*Data extract*.
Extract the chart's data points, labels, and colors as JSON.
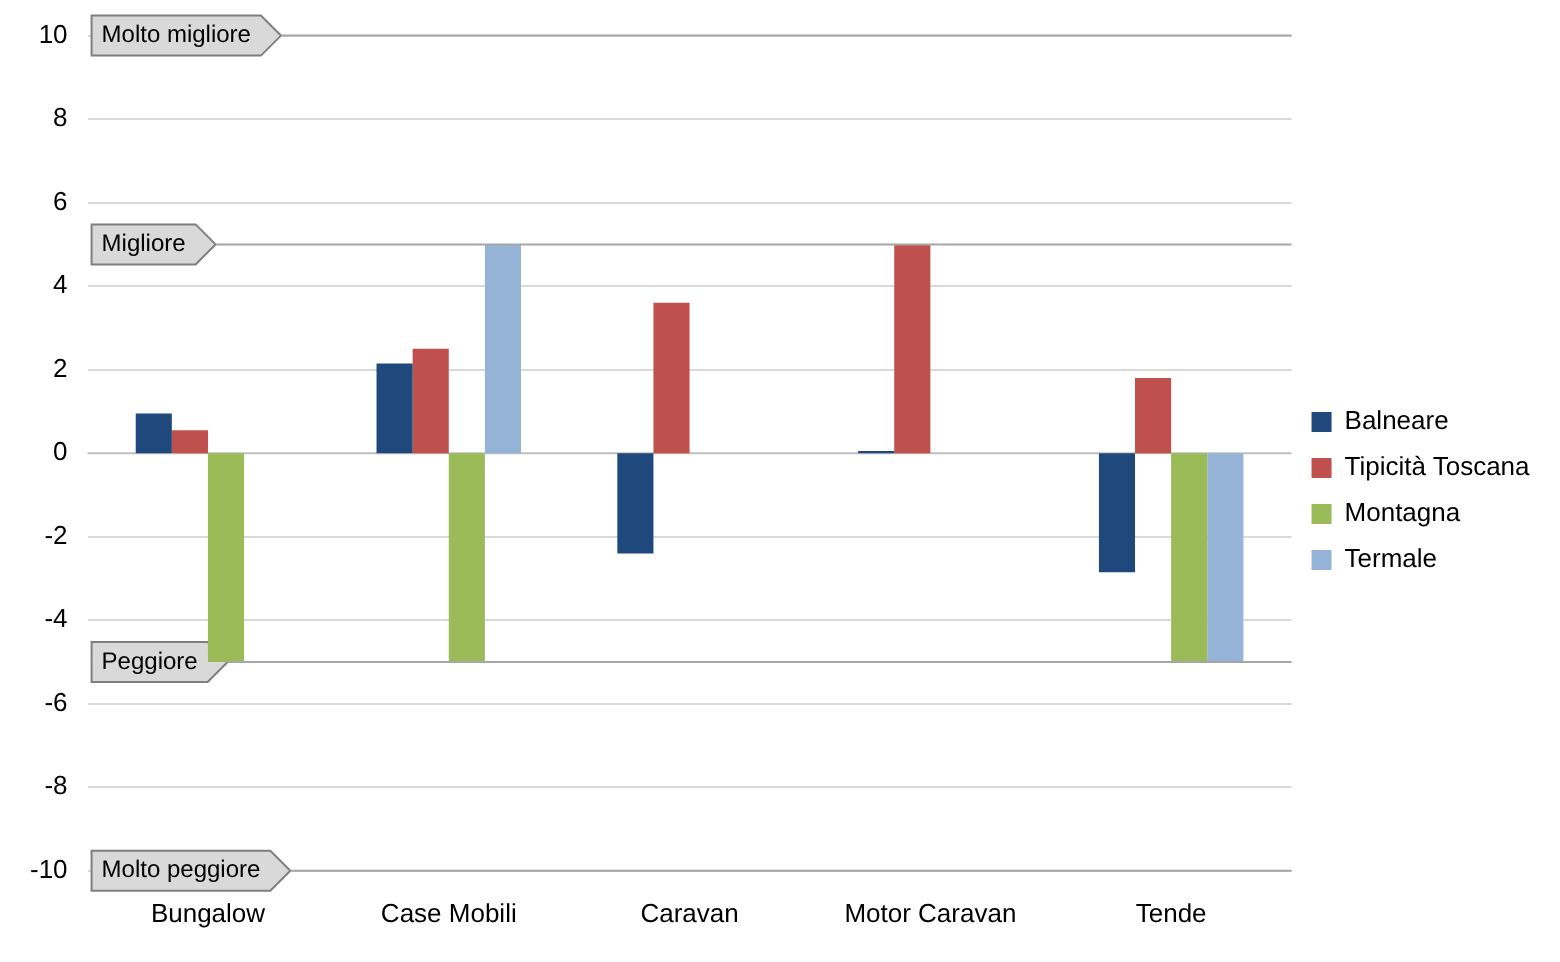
{
  "chart_data": {
    "type": "bar",
    "categories": [
      "Bungalow",
      "Case Mobili",
      "Caravan",
      "Motor Caravan",
      "Tende"
    ],
    "series": [
      {
        "name": "Balneare",
        "color": "#1f497d",
        "values": [
          0.95,
          2.15,
          -2.4,
          0.05,
          -2.85
        ]
      },
      {
        "name": "Tipicità Toscana",
        "color": "#c0504d",
        "values": [
          0.55,
          2.5,
          3.6,
          5,
          1.8
        ]
      },
      {
        "name": "Montagna",
        "color": "#9bbb59",
        "values": [
          -5,
          -5,
          null,
          null,
          -5
        ]
      },
      {
        "name": "Termale",
        "color": "#95b3d7",
        "values": [
          null,
          5,
          null,
          null,
          -5
        ]
      }
    ],
    "ylim": [
      -10,
      10
    ],
    "yticks": [
      -10,
      -8,
      -6,
      -4,
      -2,
      0,
      2,
      4,
      6,
      8,
      10
    ],
    "grid": "y",
    "legend": "right",
    "ref_lines": [
      {
        "axis": "y",
        "value": 10,
        "label": "Molto migliore",
        "color": "#a6a6a6"
      },
      {
        "axis": "y",
        "value": 5,
        "label": "Migliore",
        "color": "#a6a6a6"
      },
      {
        "axis": "y",
        "value": -5,
        "label": "Peggiore",
        "color": "#a6a6a6"
      },
      {
        "axis": "y",
        "value": -10,
        "label": "Molto peggiore",
        "color": "#a6a6a6"
      }
    ]
  }
}
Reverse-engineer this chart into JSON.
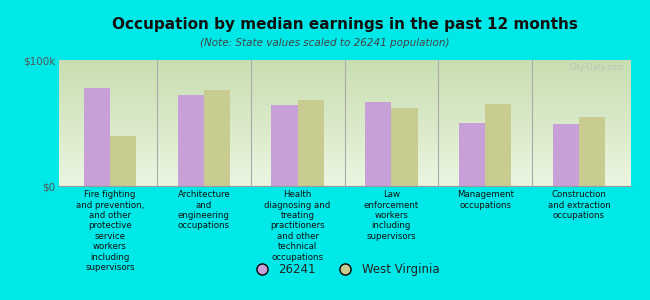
{
  "title": "Occupation by median earnings in the past 12 months",
  "subtitle": "(Note: State values scaled to 26241 population)",
  "background_color": "#00e8e8",
  "plot_bg_color_top": "#c8ddb0",
  "plot_bg_color_bottom": "#eaf5e0",
  "bar_color_26241": "#c8a0d8",
  "bar_color_wv": "#c8cc90",
  "categories": [
    "Fire fighting\nand prevention,\nand other\nprotective\nservice\nworkers\nincluding\nsupervisors",
    "Architecture\nand\nengineering\noccupations",
    "Health\ndiagnosing and\ntreating\npractitioners\nand other\ntechnical\noccupations",
    "Law\nenforcement\nworkers\nincluding\nsupervisors",
    "Management\noccupations",
    "Construction\nand extraction\noccupations"
  ],
  "values_26241": [
    78000,
    72000,
    64000,
    67000,
    50000,
    49000
  ],
  "values_wv": [
    40000,
    76000,
    68000,
    62000,
    65000,
    55000
  ],
  "ylim": [
    0,
    100000
  ],
  "ytick_labels": [
    "$0",
    "$100k"
  ],
  "legend_label_26241": "26241",
  "legend_label_wv": "West Virginia",
  "watermark": "City-Data.com"
}
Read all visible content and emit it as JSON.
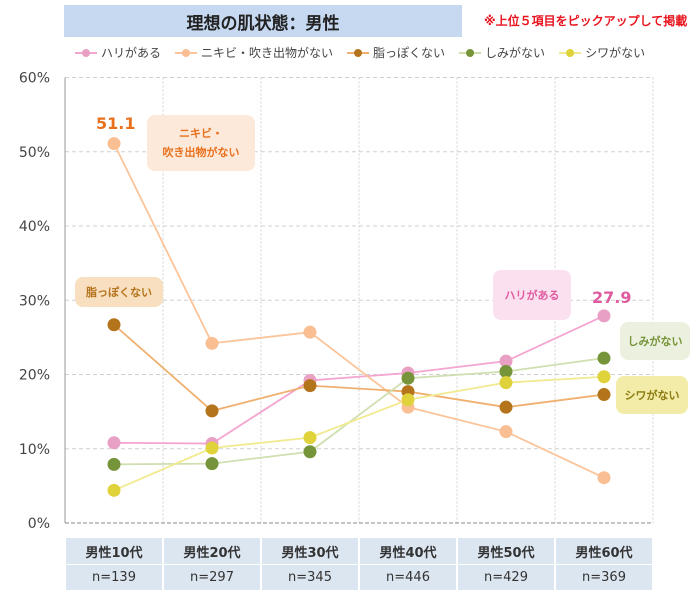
{
  "title": "理想の肌状態：男性",
  "note": "※上位５項目をピックアップして掲載",
  "chart_data": {
    "type": "line",
    "title": "理想の肌状態：男性",
    "categories": [
      "男性10代",
      "男性20代",
      "男性30代",
      "男性40代",
      "男性50代",
      "男性60代"
    ],
    "sample_sizes": [
      "n=139",
      "n=297",
      "n=345",
      "n=446",
      "n=429",
      "n=369"
    ],
    "ylim": [
      0,
      60
    ],
    "yticks": [
      "0%",
      "10%",
      "20%",
      "30%",
      "40%",
      "50%",
      "60%"
    ],
    "grid": true,
    "legend_placement": "top",
    "series": [
      {
        "name": "ハリがある",
        "color": "#f4a6d0",
        "marker": "#e8a0c4",
        "values": [
          10.8,
          10.7,
          19.2,
          20.2,
          21.8,
          27.9
        ]
      },
      {
        "name": "ニキビ・吹き出物がない",
        "color": "#fbc49a",
        "marker": "#f9bf93",
        "values": [
          51.1,
          24.2,
          25.7,
          15.6,
          12.3,
          6.1
        ]
      },
      {
        "name": "脂っぽくない",
        "color": "#f0b070",
        "marker": "#b4741c",
        "values": [
          26.7,
          15.1,
          18.5,
          17.7,
          15.6,
          17.3
        ]
      },
      {
        "name": "しみがない",
        "color": "#cfdfb0",
        "marker": "#76943a",
        "values": [
          7.9,
          8.0,
          9.6,
          19.5,
          20.4,
          22.2
        ]
      },
      {
        "name": "シワがない",
        "color": "#f2ea90",
        "marker": "#e0d23a",
        "values": [
          4.4,
          10.1,
          11.5,
          16.6,
          18.9,
          19.7
        ]
      }
    ],
    "annotations": {
      "value_labels": [
        {
          "text": "51.1",
          "color": "#e8711e"
        },
        {
          "text": "27.9",
          "color": "#e05aa0"
        }
      ],
      "callouts": [
        {
          "text": "ニキビ・\n吹き出物がない",
          "bg": "#fde9d9",
          "color": "#e8711e"
        },
        {
          "text": "脂っぽくない",
          "bg": "#f8dfc0",
          "color": "#b4741c"
        },
        {
          "text": "ハリがある",
          "bg": "#fbe0ef",
          "color": "#e05aa0"
        },
        {
          "text": "しみがない",
          "bg": "#ebf1de",
          "color": "#76943a"
        },
        {
          "text": "シワがない",
          "bg": "#f3eca8",
          "color": "#8a7a10"
        }
      ]
    }
  }
}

*Instruction*. All of the material above should be reproduced exactly, except the pictures.

*Final answer*.
Extract the chart's data points, labels, and colors as JSON.
{
  "chart_data": {
    "type": "bar",
    "categories": [
      "Bungalow",
      "Case Mobili",
      "Caravan",
      "Motor Caravan",
      "Tende"
    ],
    "series": [
      {
        "name": "Balneare",
        "color": "#1f497d",
        "values": [
          0.95,
          2.15,
          -2.4,
          0.05,
          -2.85
        ]
      },
      {
        "name": "Tipicità Toscana",
        "color": "#c0504d",
        "values": [
          0.55,
          2.5,
          3.6,
          5,
          1.8
        ]
      },
      {
        "name": "Montagna",
        "color": "#9bbb59",
        "values": [
          -5,
          -5,
          null,
          null,
          -5
        ]
      },
      {
        "name": "Termale",
        "color": "#95b3d7",
        "values": [
          null,
          5,
          null,
          null,
          -5
        ]
      }
    ],
    "ylim": [
      -10,
      10
    ],
    "yticks": [
      -10,
      -8,
      -6,
      -4,
      -2,
      0,
      2,
      4,
      6,
      8,
      10
    ],
    "grid": "y",
    "legend": "right",
    "ref_lines": [
      {
        "axis": "y",
        "value": 10,
        "label": "Molto migliore",
        "color": "#a6a6a6"
      },
      {
        "axis": "y",
        "value": 5,
        "label": "Migliore",
        "color": "#a6a6a6"
      },
      {
        "axis": "y",
        "value": -5,
        "label": "Peggiore",
        "color": "#a6a6a6"
      },
      {
        "axis": "y",
        "value": -10,
        "label": "Molto peggiore",
        "color": "#a6a6a6"
      }
    ]
  }
}
Reverse-engineer this chart into JSON.
{
  "title": "Occupation by median earnings in the past 12 months",
  "subtitle": "(Note: State values scaled to 26241 population)",
  "background_color": "#00e8e8",
  "plot_bg_color_top": "#c8ddb0",
  "plot_bg_color_bottom": "#eaf5e0",
  "bar_color_26241": "#c8a0d8",
  "bar_color_wv": "#c8cc90",
  "categories": [
    "Fire fighting\nand prevention,\nand other\nprotective\nservice\nworkers\nincluding\nsupervisors",
    "Architecture\nand\nengineering\noccupations",
    "Health\ndiagnosing and\ntreating\npractitioners\nand other\ntechnical\noccupations",
    "Law\nenforcement\nworkers\nincluding\nsupervisors",
    "Management\noccupations",
    "Construction\nand extraction\noccupations"
  ],
  "values_26241": [
    78000,
    72000,
    64000,
    67000,
    50000,
    49000
  ],
  "values_wv": [
    40000,
    76000,
    68000,
    62000,
    65000,
    55000
  ],
  "ylim": [
    0,
    100000
  ],
  "ytick_labels": [
    "$0",
    "$100k"
  ],
  "legend_label_26241": "26241",
  "legend_label_wv": "West Virginia",
  "watermark": "City-Data.com"
}
Read all visible content and emit it as JSON.
{
  "title": "理想の肌状態：男性",
  "note": "※上位５項目をピックアップして掲載",
  "chart_data": {
    "type": "line",
    "title": "理想の肌状態：男性",
    "categories": [
      "男性10代",
      "男性20代",
      "男性30代",
      "男性40代",
      "男性50代",
      "男性60代"
    ],
    "sample_sizes": [
      "n=139",
      "n=297",
      "n=345",
      "n=446",
      "n=429",
      "n=369"
    ],
    "ylim": [
      0,
      60
    ],
    "yticks": [
      "0%",
      "10%",
      "20%",
      "30%",
      "40%",
      "50%",
      "60%"
    ],
    "grid": true,
    "legend_placement": "top",
    "series": [
      {
        "name": "ハリがある",
        "color": "#f4a6d0",
        "marker": "#e8a0c4",
        "values": [
          10.8,
          10.7,
          19.2,
          20.2,
          21.8,
          27.9
        ]
      },
      {
        "name": "ニキビ・吹き出物がない",
        "color": "#fbc49a",
        "marker": "#f9bf93",
        "values": [
          51.1,
          24.2,
          25.7,
          15.6,
          12.3,
          6.1
        ]
      },
      {
        "name": "脂っぽくない",
        "color": "#f0b070",
        "marker": "#b4741c",
        "values": [
          26.7,
          15.1,
          18.5,
          17.7,
          15.6,
          17.3
        ]
      },
      {
        "name": "しみがない",
        "color": "#cfdfb0",
        "marker": "#76943a",
        "values": [
          7.9,
          8.0,
          9.6,
          19.5,
          20.4,
          22.2
        ]
      },
      {
        "name": "シワがない",
        "color": "#f2ea90",
        "marker": "#e0d23a",
        "values": [
          4.4,
          10.1,
          11.5,
          16.6,
          18.9,
          19.7
        ]
      }
    ],
    "annotations": {
      "value_labels": [
        {
          "text": "51.1",
          "color": "#e8711e"
        },
        {
          "text": "27.9",
          "color": "#e05aa0"
        }
      ],
      "callouts": [
        {
          "text": "ニキビ・\n吹き出物がない",
          "bg": "#fde9d9",
          "color": "#e8711e"
        },
        {
          "text": "脂っぽくない",
          "bg": "#f8dfc0",
          "color": "#b4741c"
        },
        {
          "text": "ハリがある",
          "bg": "#fbe0ef",
          "color": "#e05aa0"
        },
        {
          "text": "しみがない",
          "bg": "#ebf1de",
          "color": "#76943a"
        },
        {
          "text": "シワがない",
          "bg": "#f3eca8",
          "color": "#8a7a10"
        }
      ]
    }
  }
}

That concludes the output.